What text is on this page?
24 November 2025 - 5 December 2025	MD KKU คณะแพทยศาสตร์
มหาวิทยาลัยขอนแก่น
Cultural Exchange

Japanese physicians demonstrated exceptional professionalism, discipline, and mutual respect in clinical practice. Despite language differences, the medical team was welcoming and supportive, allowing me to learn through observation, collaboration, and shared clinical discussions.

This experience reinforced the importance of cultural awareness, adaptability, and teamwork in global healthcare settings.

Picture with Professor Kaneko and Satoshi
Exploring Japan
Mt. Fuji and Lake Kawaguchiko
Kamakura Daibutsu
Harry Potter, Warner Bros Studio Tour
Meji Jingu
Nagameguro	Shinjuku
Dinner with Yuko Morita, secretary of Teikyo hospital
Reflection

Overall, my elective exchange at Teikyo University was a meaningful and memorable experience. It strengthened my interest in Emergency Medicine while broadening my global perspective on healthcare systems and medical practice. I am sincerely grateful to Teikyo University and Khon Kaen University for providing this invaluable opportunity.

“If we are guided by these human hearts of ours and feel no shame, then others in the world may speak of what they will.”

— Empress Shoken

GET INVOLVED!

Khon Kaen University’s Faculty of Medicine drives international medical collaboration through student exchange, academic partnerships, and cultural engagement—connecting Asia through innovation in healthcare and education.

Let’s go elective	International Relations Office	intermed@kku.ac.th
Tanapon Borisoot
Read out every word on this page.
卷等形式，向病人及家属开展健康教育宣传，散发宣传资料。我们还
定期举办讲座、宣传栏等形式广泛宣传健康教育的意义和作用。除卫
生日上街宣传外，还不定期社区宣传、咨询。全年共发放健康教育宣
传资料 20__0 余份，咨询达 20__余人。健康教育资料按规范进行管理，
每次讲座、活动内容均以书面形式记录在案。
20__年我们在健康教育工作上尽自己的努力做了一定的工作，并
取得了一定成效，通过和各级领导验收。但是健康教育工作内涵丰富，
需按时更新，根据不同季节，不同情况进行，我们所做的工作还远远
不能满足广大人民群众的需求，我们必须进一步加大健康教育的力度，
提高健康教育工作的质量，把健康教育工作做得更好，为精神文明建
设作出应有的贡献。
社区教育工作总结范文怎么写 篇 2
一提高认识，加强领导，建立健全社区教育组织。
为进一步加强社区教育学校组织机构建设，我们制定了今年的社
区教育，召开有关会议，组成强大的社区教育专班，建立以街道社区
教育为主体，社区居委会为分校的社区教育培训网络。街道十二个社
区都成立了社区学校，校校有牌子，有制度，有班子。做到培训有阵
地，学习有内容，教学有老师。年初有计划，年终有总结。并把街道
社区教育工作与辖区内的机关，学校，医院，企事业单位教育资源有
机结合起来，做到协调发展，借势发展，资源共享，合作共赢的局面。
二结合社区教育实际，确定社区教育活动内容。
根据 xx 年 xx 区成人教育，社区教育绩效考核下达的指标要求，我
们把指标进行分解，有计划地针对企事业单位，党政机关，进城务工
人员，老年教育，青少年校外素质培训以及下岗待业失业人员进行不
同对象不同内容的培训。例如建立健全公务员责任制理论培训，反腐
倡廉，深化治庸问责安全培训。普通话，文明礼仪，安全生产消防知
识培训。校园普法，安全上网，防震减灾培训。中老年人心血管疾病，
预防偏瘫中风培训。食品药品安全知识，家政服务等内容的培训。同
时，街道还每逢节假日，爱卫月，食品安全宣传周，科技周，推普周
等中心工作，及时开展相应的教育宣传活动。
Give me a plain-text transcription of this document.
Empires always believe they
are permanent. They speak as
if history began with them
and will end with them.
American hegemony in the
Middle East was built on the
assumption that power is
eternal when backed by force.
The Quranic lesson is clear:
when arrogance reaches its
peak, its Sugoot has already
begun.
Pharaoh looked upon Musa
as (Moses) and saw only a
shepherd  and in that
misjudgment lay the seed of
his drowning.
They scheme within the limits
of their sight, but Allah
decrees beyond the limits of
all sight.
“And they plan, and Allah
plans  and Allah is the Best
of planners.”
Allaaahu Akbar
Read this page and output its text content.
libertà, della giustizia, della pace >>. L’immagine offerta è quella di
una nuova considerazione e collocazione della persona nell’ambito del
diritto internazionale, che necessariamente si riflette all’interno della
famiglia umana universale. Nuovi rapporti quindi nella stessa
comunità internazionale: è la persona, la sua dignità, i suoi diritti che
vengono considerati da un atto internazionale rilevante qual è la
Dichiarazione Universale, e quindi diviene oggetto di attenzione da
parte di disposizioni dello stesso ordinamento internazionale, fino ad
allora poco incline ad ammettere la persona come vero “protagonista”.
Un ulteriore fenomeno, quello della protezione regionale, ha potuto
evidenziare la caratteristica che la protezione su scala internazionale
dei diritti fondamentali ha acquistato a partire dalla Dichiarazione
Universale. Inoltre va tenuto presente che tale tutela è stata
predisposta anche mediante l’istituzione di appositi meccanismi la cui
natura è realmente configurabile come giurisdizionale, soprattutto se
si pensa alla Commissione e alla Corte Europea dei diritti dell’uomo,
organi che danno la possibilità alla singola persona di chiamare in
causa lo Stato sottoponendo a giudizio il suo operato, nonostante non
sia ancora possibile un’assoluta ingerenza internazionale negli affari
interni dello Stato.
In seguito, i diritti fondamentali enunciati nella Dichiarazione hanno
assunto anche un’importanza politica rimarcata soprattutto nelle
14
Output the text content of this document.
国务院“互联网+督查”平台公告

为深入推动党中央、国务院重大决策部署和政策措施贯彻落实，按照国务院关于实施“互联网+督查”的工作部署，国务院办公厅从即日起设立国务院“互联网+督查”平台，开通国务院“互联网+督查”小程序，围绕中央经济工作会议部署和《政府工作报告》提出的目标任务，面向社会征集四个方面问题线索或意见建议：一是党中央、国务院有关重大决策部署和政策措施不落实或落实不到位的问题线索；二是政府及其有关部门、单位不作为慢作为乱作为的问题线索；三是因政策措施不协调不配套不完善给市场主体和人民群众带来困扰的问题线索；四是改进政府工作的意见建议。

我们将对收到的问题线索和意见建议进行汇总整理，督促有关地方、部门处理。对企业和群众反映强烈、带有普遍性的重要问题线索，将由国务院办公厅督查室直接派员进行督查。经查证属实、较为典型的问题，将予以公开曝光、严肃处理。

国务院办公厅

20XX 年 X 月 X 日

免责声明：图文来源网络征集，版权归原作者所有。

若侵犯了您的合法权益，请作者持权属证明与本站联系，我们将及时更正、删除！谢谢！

────────────────────────────────────────

**EXERCISE AIM:** Exactly reproduce all of the entries.

**EXERCISE RESULT:**
What text is on this page?
24 November 2025 - 5 December 2025	MD KKU คณะแพทยศาสตร์
มหาวิทยาลัยขอนแก่น
Cultural Exchange

Japanese physicians demonstrated exceptional professionalism, discipline, and mutual respect in clinical practice. Despite language differences, the medical team was welcoming and supportive, allowing me to learn through observation, collaboration, and shared clinical discussions.

This experience reinforced the importance of cultural awareness, adaptability, and teamwork in global healthcare settings.

Picture with Professor Kaneko and Satoshi
Exploring Japan
Mt. Fuji and Lake Kawaguchiko
Kamakura Daibutsu
Harry Potter, Warner Bros Studio Tour
Meji Jingu
Nagameguro	Shinjuku
Dinner with Yuko Morita, secretary of Teikyo hospital
Reflection

Overall, my elective exchange at Teikyo University was a meaningful and memorable experience. It strengthened my interest in Emergency Medicine while broadening my global perspective on healthcare systems and medical practice. I am sincerely grateful to Teikyo University and Khon Kaen University for providing this invaluable opportunity.

“If we are guided by these human hearts of ours and feel no shame, then others in the world may speak of what they will.”

— Empress Shoken

GET INVOLVED!

Khon Kaen University’s Faculty of Medicine drives international medical collaboration through student exchange, academic partnerships, and cultural engagement—connecting Asia through innovation in healthcare and education.

Let’s go elective	International Relations Office	intermed@kku.ac.th
Tanapon Borisoot
Read out every word on this page.
卷等形式，向病人及家属开展健康教育宣传，散发宣传资料。我们还
定期举办讲座、宣传栏等形式广泛宣传健康教育的意义和作用。除卫
生日上街宣传外，还不定期社区宣传、咨询。全年共发放健康教育宣
传资料 20__0 余份，咨询达 20__余人。健康教育资料按规范进行管理，
每次讲座、活动内容均以书面形式记录在案。
20__年我们在健康教育工作上尽自己的努力做了一定的工作，并
取得了一定成效，通过和各级领导验收。但是健康教育工作内涵丰富，
需按时更新，根据不同季节，不同情况进行，我们所做的工作还远远
不能满足广大人民群众的需求，我们必须进一步加大健康教育的力度，
提高健康教育工作的质量，把健康教育工作做得更好，为精神文明建
设作出应有的贡献。
社区教育工作总结范文怎么写 篇 2
一提高认识，加强领导，建立健全社区教育组织。
为进一步加强社区教育学校组织机构建设，我们制定了今年的社
区教育，召开有关会议，组成强大的社区教育专班，建立以街道社区
教育为主体，社区居委会为分校的社区教育培训网络。街道十二个社
区都成立了社区学校，校校有牌子，有制度，有班子。做到培训有阵
地，学习有内容，教学有老师。年初有计划，年终有总结。并把街道
社区教育工作与辖区内的机关，学校，医院，企事业单位教育资源有
机结合起来，做到协调发展，借势发展，资源共享，合作共赢的局面。
二结合社区教育实际，确定社区教育活动内容。
根据 xx 年 xx 区成人教育，社区教育绩效考核下达的指标要求，我
们把指标进行分解，有计划地针对企事业单位，党政机关，进城务工
人员，老年教育，青少年校外素质培训以及下岗待业失业人员进行不
同对象不同内容的培训。例如建立健全公务员责任制理论培训，反腐
倡廉，深化治庸问责安全培训。普通话，文明礼仪，安全生产消防知
识培训。校园普法，安全上网，防震减灾培训。中老年人心血管疾病，
预防偏瘫中风培训。食品药品安全知识，家政服务等内容的培训。同
时，街道还每逢节假日，爱卫月，食品安全宣传周，科技周，推普周
等中心工作，及时开展相应的教育宣传活动。
Give me a plain-text transcription of this document.
Empires always believe they
are permanent. They speak as
if history began with them
and will end with them.
American hegemony in the
Middle East was built on the
assumption that power is
eternal when backed by force.
The Quranic lesson is clear:
when arrogance reaches its
peak, its Sugoot has already
begun.
Pharaoh looked upon Musa
as (Moses) and saw only a
shepherd  and in that
misjudgment lay the seed of
his drowning.
They scheme within the limits
of their sight, but Allah
decrees beyond the limits of
all sight.
“And they plan, and Allah
plans  and Allah is the Best
of planners.”
Allaaahu Akbar
Read this page and output its text content.
libertà, della giustizia, della pace >>. L’immagine offerta è quella di
una nuova considerazione e collocazione della persona nell’ambito del
diritto internazionale, che necessariamente si riflette all’interno della
famiglia umana universale. Nuovi rapporti quindi nella stessa
comunità internazionale: è la persona, la sua dignità, i suoi diritti che
vengono considerati da un atto internazionale rilevante qual è la
Dichiarazione Universale, e quindi diviene oggetto di attenzione da
parte di disposizioni dello stesso ordinamento internazionale, fino ad
allora poco incline ad ammettere la persona come vero “protagonista”.
Un ulteriore fenomeno, quello della protezione regionale, ha potuto
evidenziare la caratteristica che la protezione su scala internazionale
dei diritti fondamentali ha acquistato a partire dalla Dichiarazione
Universale. Inoltre va tenuto presente che tale tutela è stata
predisposta anche mediante l’istituzione di appositi meccanismi la cui
natura è realmente configurabile come giurisdizionale, soprattutto se
si pensa alla Commissione e alla Corte Europea dei diritti dell’uomo,
organi che danno la possibilità alla singola persona di chiamare in
causa lo Stato sottoponendo a giudizio il suo operato, nonostante non
sia ancora possibile un’assoluta ingerenza internazionale negli affari
interni dello Stato.
In seguito, i diritti fondamentali enunciati nella Dichiarazione hanno
assunto anche un’importanza politica rimarcata soprattutto nelle
14
Output the text content of this document.
国务院“互联网+督查”平台公告

为深入推动党中央、国务院重大决策部署和政策措施贯彻落实，按照国务院关于实施“互联网+督查”的工作部署，国务院办公厅从即日起设立国务院“互联网+督查”平台，开通国务院“互联网+督查”小程序，围绕中央经济工作会议部署和《政府工作报告》提出的目标任务，面向社会征集四个方面问题线索或意见建议：一是党中央、国务院有关重大决策部署和政策措施不落实或落实不到位的问题线索；二是政府及其有关部门、单位不作为慢作为乱作为的问题线索；三是因政策措施不协调不配套不完善给市场主体和人民群众带来困扰的问题线索；四是改进政府工作的意见建议。

我们将对收到的问题线索和意见建议进行汇总整理，督促有关地方、部门处理。对企业和群众反映强烈、带有普遍性的重要问题线索，将由国务院办公厅督查室直接派员进行督查。经查证属实、较为典型的问题，将予以公开曝光、严肃处理。

国务院办公厅

20XX 年 X 月 X 日

免责声明：图文来源网络征集，版权归原作者所有。

若侵犯了您的合法权益，请作者持权属证明与本站联系，我们将及时更正、删除！谢谢！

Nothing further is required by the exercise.